[START DATA EXCERPTS]

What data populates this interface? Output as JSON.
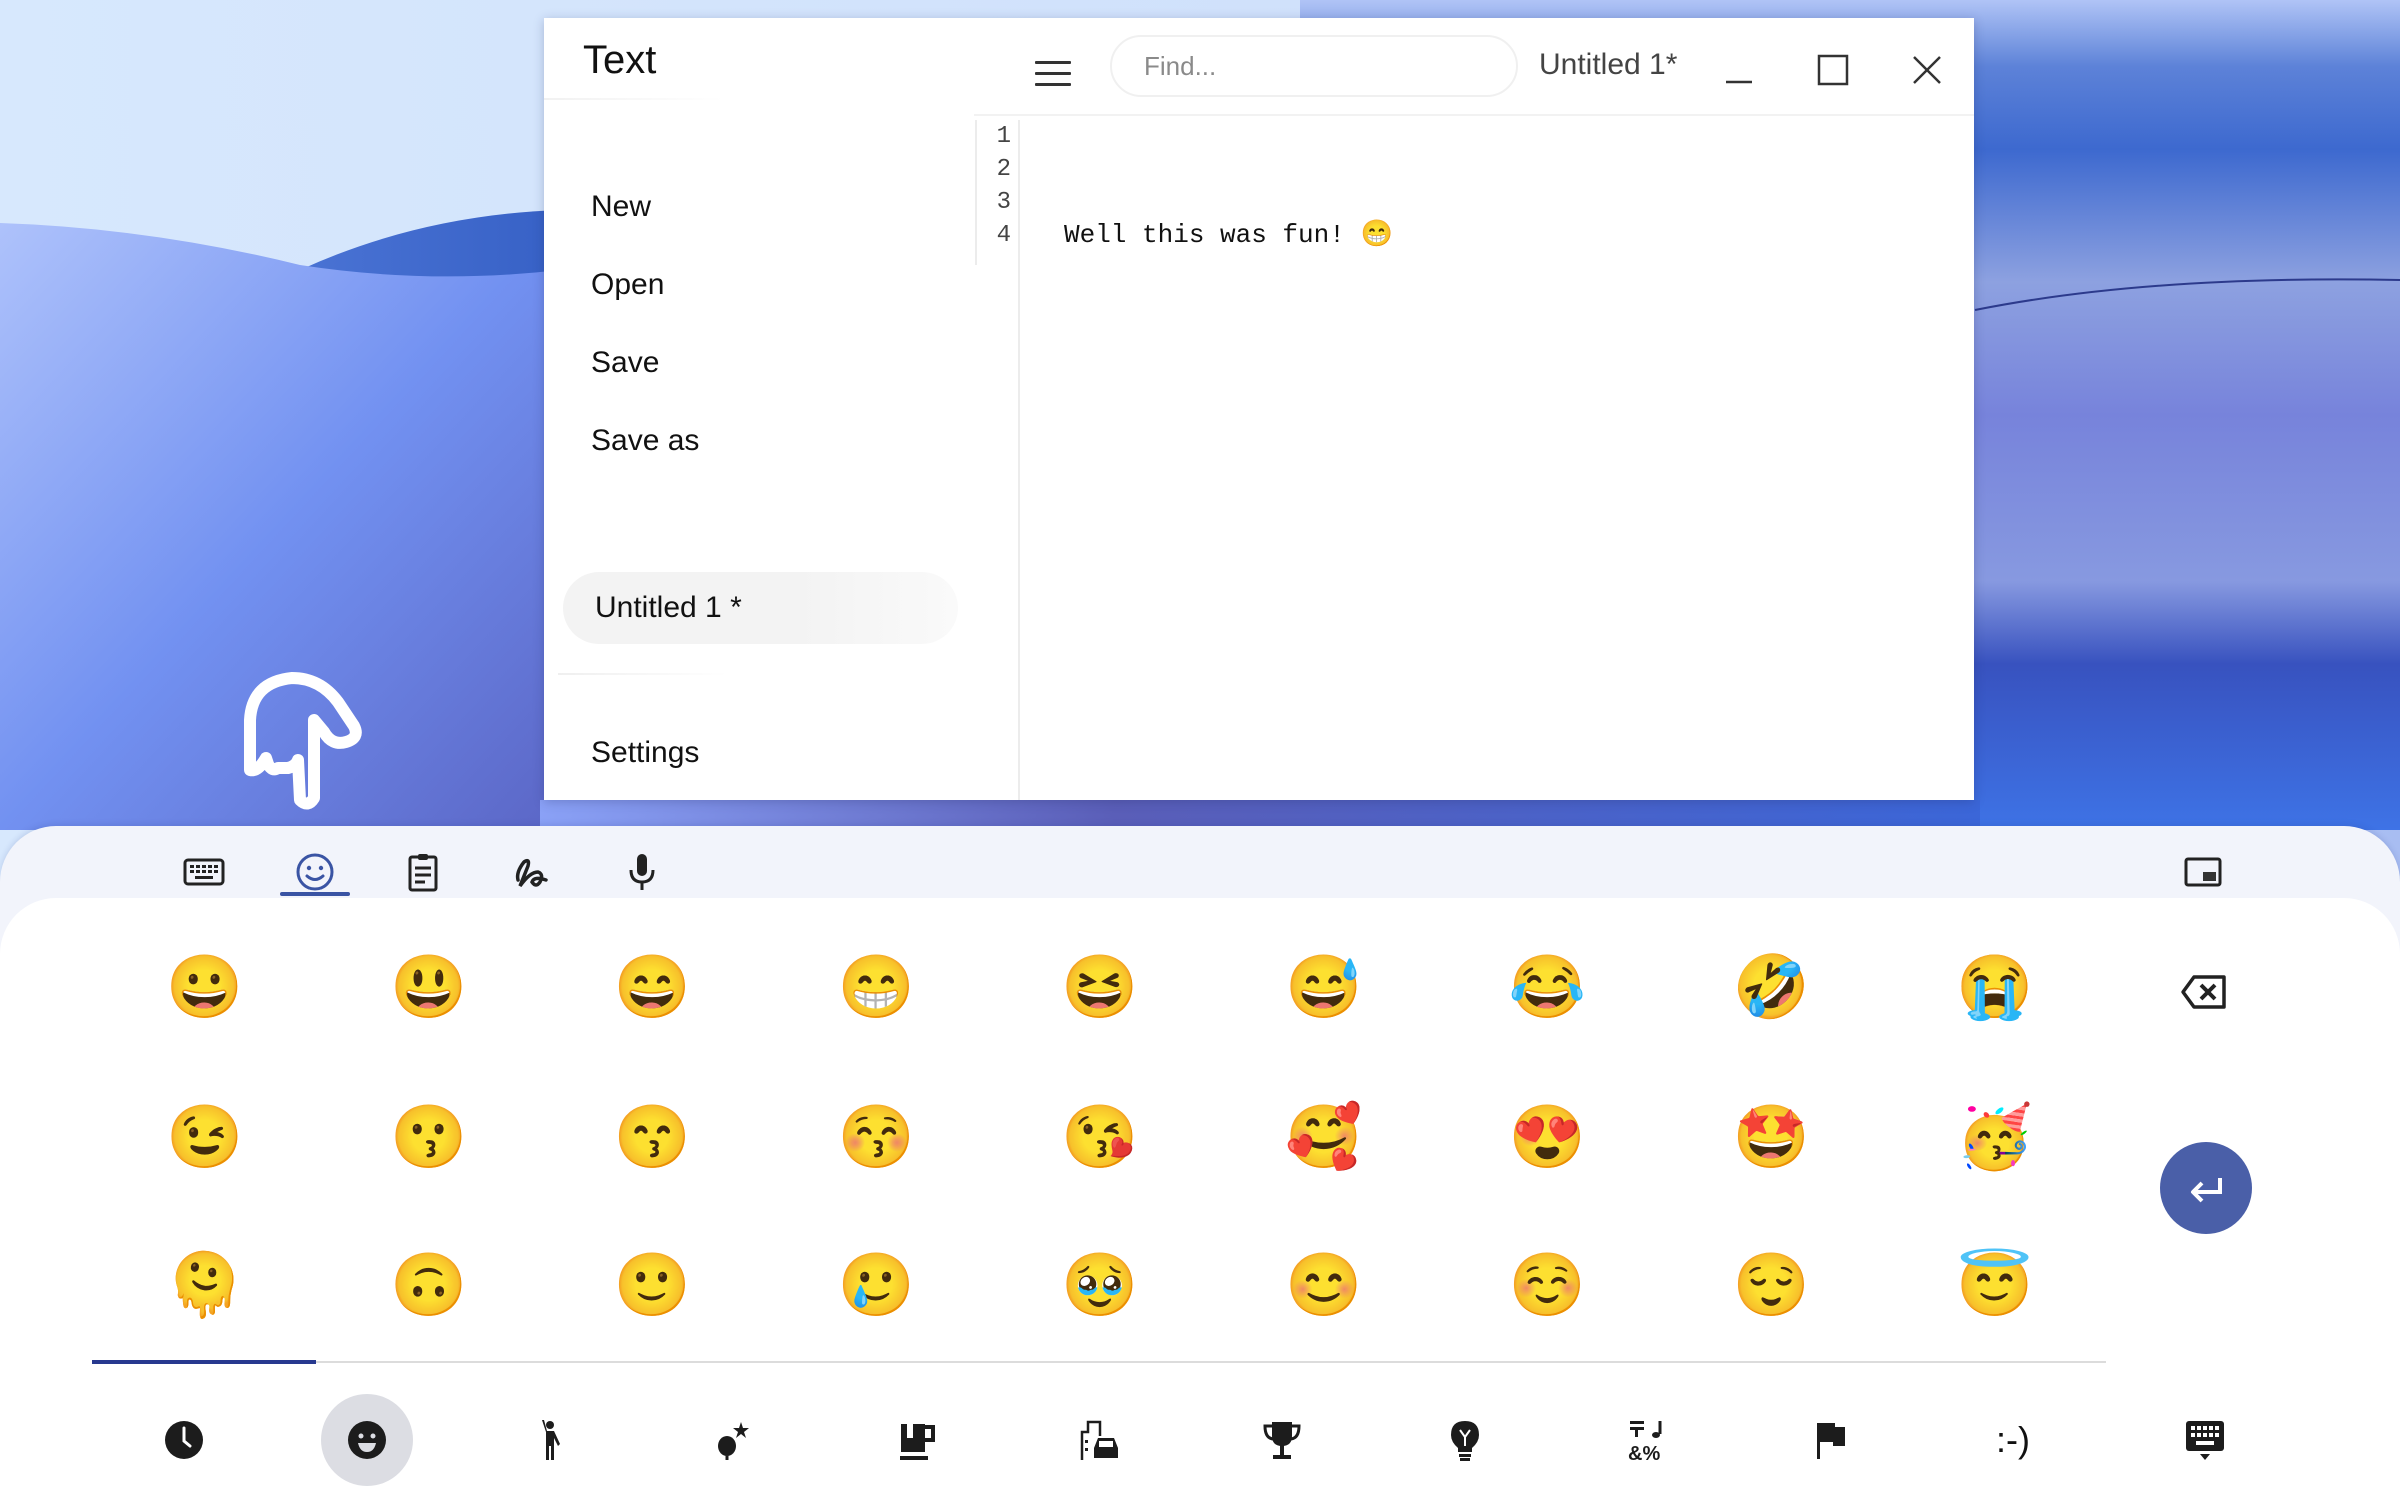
{
  "app": {
    "title": "Text",
    "document_title": "Untitled 1*",
    "find_placeholder": "Find...",
    "find_value": ""
  },
  "window_controls": {
    "minimize": "minimize-icon",
    "maximize": "maximize-icon",
    "close": "close-icon"
  },
  "sidebar": {
    "items": [
      {
        "label": "New"
      },
      {
        "label": "Open"
      },
      {
        "label": "Save"
      },
      {
        "label": "Save as"
      }
    ],
    "open_documents": [
      {
        "label": "Untitled 1 *",
        "active": true
      }
    ],
    "settings_label": "Settings"
  },
  "editor": {
    "line_numbers": [
      "1",
      "2",
      "3",
      "4"
    ],
    "lines": [
      "",
      "",
      "",
      "Well this was fun! "
    ],
    "line4_emoji": "😁"
  },
  "keyboard": {
    "toolbar": [
      {
        "name": "keyboard",
        "icon": "keyboard-icon",
        "active": false
      },
      {
        "name": "emoji",
        "icon": "emoji-icon",
        "active": true
      },
      {
        "name": "clipboard",
        "icon": "clipboard-icon",
        "active": false
      },
      {
        "name": "handwriting",
        "icon": "handwriting-icon",
        "active": false
      },
      {
        "name": "voice",
        "icon": "microphone-icon",
        "active": false
      }
    ],
    "float_toggle": "floating-keyboard-icon",
    "emoji_rows": [
      [
        "😀",
        "😃",
        "😄",
        "😁",
        "😆",
        "😅",
        "😂",
        "🤣",
        "😭"
      ],
      [
        "😉",
        "😗",
        "😙",
        "😚",
        "😘",
        "🥰",
        "😍",
        "🤩",
        "🥳"
      ],
      [
        "🫠",
        "🙃",
        "🙂",
        "🥲",
        "🥹",
        "😊",
        "☺️",
        "😌",
        "😇"
      ]
    ],
    "backspace": "backspace-icon",
    "enter": "enter-icon",
    "categories": [
      {
        "name": "recent",
        "icon": "clock-icon",
        "active": false
      },
      {
        "name": "smileys",
        "icon": "smiley-icon",
        "active": true
      },
      {
        "name": "people",
        "icon": "person-icon",
        "active": false
      },
      {
        "name": "animals-nature",
        "icon": "flower-icon",
        "active": false
      },
      {
        "name": "food-drink",
        "icon": "mug-icon",
        "active": false
      },
      {
        "name": "travel-places",
        "icon": "building-car-icon",
        "active": false
      },
      {
        "name": "activities",
        "icon": "trophy-icon",
        "active": false
      },
      {
        "name": "objects",
        "icon": "lightbulb-icon",
        "active": false
      },
      {
        "name": "symbols",
        "icon": "symbols-icon",
        "active": false
      },
      {
        "name": "flags",
        "icon": "flag-icon",
        "active": false
      },
      {
        "name": "emoticons",
        "icon": "emoticon-icon",
        "label": ":-)",
        "active": false
      },
      {
        "name": "hide-keyboard",
        "icon": "keyboard-hide-icon",
        "active": false
      }
    ]
  },
  "colors": {
    "accent": "#3a54a4",
    "enter_button": "#4a5fa8",
    "category_active_bg": "#dcdde3"
  }
}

[END DATA EXCERPTS]

• [EXERCISE]:
Go through the material line by line. Show each line that contains the string "clipboard".

• [FINAL RESULT]:
        "name": "clipboard",
        "icon": "clipboard-icon",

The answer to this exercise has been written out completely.